INSTRUCTIONS TO FOLLOW:
In the listing below, pick out lines with "result".

PROVIDED ENTRIES:
........

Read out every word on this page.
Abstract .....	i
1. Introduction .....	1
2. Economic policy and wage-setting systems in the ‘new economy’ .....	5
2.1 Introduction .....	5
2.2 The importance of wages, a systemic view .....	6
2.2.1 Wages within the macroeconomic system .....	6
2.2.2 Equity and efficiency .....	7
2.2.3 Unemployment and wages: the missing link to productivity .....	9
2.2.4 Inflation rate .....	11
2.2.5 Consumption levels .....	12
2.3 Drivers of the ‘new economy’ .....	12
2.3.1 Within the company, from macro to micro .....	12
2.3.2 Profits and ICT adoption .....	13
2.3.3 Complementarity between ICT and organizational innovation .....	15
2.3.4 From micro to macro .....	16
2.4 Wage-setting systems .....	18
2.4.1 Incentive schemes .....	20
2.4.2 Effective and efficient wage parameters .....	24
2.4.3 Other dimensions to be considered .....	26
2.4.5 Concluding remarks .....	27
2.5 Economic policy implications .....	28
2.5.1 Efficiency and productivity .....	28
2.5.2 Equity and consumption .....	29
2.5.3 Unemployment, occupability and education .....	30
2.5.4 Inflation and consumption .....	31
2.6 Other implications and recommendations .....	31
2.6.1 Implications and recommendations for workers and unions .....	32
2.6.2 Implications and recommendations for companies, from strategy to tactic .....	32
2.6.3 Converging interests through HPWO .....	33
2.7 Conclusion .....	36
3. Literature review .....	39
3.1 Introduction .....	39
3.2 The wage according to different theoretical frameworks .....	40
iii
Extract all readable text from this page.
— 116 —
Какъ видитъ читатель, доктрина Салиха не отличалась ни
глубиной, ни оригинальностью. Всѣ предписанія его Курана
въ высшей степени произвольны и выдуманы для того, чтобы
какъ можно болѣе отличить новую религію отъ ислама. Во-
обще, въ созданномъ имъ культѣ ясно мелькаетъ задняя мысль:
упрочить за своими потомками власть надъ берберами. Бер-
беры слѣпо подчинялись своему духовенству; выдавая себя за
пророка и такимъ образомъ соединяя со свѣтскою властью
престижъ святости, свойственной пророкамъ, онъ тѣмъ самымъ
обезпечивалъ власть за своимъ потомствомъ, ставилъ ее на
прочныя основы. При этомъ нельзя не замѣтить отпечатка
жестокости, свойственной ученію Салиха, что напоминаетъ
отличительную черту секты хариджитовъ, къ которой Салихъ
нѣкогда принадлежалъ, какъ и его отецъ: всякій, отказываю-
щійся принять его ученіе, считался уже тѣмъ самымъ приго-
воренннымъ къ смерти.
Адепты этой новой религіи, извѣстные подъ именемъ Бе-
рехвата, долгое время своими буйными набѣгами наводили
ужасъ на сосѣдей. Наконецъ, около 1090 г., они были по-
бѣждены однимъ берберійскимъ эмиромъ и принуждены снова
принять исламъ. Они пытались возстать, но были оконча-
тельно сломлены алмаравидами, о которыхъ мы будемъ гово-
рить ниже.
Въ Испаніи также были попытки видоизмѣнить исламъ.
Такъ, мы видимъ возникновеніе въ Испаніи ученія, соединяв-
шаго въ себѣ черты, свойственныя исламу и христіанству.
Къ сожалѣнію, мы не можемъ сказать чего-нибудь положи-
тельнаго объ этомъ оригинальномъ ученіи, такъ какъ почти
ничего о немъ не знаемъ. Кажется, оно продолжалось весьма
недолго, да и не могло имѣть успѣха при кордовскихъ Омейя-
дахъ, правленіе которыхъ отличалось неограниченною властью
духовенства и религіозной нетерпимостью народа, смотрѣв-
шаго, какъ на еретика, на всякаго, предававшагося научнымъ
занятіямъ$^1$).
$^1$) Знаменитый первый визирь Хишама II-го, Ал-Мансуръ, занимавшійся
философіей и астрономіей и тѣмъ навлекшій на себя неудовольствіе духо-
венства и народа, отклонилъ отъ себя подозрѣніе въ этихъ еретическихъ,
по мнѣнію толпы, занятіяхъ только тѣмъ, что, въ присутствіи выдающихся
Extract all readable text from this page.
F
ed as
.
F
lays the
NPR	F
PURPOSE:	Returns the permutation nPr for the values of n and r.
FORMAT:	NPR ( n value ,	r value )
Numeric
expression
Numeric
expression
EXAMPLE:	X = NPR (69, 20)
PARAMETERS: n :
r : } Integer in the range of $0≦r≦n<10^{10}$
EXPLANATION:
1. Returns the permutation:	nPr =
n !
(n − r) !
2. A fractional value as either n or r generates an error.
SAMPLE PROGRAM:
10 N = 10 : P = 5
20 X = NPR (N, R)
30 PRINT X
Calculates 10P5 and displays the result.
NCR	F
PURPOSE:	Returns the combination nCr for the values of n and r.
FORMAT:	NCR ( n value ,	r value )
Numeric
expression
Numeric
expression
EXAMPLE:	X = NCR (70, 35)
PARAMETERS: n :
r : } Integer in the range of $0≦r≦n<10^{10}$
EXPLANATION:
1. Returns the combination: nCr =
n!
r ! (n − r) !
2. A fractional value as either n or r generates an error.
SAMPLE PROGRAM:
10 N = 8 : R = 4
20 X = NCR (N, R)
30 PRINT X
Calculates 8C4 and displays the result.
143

........

SOLUTION FOR THIS TASK:
Calculates 10P5 and displays the result.
Calculates 8C4 and displays the result.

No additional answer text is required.